■ Given exercise: Your output is the line containing "What data populates" plus all lines after it to the end of the records, reproduced exactly, with nothing else.

■ Dataset rows:
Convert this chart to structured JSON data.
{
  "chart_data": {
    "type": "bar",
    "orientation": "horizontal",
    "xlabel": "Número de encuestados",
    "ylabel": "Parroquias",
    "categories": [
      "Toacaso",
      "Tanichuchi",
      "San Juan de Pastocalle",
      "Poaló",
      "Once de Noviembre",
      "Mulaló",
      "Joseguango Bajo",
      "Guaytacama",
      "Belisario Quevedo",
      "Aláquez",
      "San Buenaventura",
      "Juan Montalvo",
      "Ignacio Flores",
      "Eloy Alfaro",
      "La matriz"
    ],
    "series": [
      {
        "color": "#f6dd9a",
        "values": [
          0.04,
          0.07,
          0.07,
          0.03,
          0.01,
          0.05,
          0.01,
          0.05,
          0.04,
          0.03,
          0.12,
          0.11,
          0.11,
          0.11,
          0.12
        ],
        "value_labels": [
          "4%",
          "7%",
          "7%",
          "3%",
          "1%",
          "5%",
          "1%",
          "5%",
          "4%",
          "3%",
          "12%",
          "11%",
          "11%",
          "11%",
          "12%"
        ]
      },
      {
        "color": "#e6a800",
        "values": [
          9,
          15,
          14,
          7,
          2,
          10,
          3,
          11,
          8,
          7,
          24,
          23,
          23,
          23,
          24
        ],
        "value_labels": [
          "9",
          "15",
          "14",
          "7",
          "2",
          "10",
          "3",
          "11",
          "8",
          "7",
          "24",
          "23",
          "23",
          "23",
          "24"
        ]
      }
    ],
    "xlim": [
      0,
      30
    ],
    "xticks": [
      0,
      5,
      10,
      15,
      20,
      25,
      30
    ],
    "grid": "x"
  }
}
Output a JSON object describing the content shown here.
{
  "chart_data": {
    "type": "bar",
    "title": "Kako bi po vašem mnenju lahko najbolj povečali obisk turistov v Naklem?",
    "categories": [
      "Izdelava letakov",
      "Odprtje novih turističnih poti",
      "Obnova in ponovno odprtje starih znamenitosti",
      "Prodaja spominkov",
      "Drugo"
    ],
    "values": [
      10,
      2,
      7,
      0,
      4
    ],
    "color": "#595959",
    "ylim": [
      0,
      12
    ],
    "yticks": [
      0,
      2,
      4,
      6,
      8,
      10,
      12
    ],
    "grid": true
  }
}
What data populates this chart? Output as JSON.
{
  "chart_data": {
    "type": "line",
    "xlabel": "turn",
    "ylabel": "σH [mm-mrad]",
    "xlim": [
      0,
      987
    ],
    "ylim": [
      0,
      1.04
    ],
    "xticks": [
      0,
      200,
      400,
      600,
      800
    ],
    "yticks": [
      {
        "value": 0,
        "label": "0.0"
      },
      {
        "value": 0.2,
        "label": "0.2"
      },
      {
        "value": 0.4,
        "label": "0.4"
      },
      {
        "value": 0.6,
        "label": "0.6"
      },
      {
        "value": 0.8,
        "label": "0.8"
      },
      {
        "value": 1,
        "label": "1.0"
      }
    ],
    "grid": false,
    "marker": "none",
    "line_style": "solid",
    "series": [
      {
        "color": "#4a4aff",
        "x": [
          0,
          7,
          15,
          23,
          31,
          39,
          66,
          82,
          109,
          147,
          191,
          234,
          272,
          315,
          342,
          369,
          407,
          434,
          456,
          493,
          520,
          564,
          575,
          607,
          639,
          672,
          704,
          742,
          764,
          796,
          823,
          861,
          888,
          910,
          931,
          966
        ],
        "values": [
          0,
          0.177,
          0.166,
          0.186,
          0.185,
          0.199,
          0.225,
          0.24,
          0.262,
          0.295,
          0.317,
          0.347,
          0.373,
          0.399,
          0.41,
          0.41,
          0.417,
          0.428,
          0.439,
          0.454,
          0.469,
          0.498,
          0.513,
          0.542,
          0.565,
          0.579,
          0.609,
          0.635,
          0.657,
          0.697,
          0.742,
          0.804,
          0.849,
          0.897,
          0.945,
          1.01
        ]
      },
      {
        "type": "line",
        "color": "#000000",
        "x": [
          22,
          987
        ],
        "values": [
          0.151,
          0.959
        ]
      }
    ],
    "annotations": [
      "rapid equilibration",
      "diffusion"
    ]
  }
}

■ Problem solution:
What data populates this chart? Output as JSON.
{
  "chart_data": {
    "type": "line",
    "xlabel": "turn",
    "ylabel": "σH [mm-mrad]",
    "xlim": [
      0,
      987
    ],
    "ylim": [
      0,
      1.04
    ],
    "xticks": [
      0,
      200,
      400,
      600,
      800
    ],
    "yticks": [
      {
        "value": 0,
        "label": "0.0"
      },
      {
        "value": 0.2,
        "label": "0.2"
      },
      {
        "value": 0.4,
        "label": "0.4"
      },
      {
        "value": 0.6,
        "label": "0.6"
      },
      {
        "value": 0.8,
        "label": "0.8"
      },
      {
        "value": 1,
        "label": "1.0"
      }
    ],
    "grid": false,
    "marker": "none",
    "line_style": "solid",
    "series": [
      {
        "color": "#4a4aff",
        "x": [
          0,
          7,
          15,
          23,
          31,
          39,
          66,
          82,
          109,
          147,
          191,
          234,
          272,
          315,
          342,
          369,
          407,
          434,
          456,
          493,
          520,
          564,
          575,
          607,
          639,
          672,
          704,
          742,
          764,
          796,
          823,
          861,
          888,
          910,
          931,
          966
        ],
        "values": [
          0,
          0.177,
          0.166,
          0.186,
          0.185,
          0.199,
          0.225,
          0.24,
          0.262,
          0.295,
          0.317,
          0.347,
          0.373,
          0.399,
          0.41,
          0.41,
          0.417,
          0.428,
          0.439,
          0.454,
          0.469,
          0.498,
          0.513,
          0.542,
          0.565,
          0.579,
          0.609,
          0.635,
          0.657,
          0.697,
          0.742,
          0.804,
          0.849,
          0.897,
          0.945,
          1.01
        ]
      },
      {
        "type": "line",
        "color": "#000000",
        "x": [
          22,
          987
        ],
        "values": [
          0.151,
          0.959
        ]
      }
    ],
    "annotations": [
      "rapid equilibration",
      "diffusion"
    ]
  }
}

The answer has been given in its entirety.